### [Exercise aim]
What is the number of lines holding the word "label"? Write that number and nothing else.

(Rows from a figure dataset)
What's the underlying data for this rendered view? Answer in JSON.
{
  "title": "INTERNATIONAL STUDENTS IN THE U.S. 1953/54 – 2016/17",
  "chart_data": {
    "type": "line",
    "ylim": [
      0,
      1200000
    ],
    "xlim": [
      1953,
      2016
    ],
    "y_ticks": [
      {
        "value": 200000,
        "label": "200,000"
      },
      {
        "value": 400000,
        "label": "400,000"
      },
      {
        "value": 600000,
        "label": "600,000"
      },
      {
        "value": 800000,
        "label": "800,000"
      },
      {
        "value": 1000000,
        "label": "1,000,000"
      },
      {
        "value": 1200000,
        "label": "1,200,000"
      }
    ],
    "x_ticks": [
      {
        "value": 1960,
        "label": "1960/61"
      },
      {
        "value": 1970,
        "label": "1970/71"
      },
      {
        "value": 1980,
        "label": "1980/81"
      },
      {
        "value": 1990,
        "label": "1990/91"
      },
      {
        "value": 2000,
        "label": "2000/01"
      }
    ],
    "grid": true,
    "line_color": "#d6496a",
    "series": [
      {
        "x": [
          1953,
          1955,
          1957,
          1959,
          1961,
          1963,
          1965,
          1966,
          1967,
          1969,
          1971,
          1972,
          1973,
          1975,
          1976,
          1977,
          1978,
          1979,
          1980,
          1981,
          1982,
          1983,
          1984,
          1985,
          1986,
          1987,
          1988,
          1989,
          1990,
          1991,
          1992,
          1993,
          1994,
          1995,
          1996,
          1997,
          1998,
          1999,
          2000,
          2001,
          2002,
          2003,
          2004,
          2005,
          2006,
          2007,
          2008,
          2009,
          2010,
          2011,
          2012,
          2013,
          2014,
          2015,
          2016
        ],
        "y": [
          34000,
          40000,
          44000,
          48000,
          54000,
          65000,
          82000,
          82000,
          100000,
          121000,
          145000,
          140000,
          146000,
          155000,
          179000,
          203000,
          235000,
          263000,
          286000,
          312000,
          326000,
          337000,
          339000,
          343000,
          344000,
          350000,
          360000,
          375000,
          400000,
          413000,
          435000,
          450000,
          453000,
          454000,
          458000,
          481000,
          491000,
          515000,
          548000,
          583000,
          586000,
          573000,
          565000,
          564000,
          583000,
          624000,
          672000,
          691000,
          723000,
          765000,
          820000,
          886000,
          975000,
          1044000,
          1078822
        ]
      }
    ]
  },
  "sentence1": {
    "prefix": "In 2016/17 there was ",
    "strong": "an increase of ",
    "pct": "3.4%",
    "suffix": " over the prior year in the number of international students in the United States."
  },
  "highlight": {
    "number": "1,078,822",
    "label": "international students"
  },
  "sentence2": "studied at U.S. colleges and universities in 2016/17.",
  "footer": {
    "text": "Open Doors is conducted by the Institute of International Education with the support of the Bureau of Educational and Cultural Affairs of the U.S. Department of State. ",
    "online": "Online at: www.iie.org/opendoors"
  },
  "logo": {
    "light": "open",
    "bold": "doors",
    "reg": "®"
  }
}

### [Task result]
12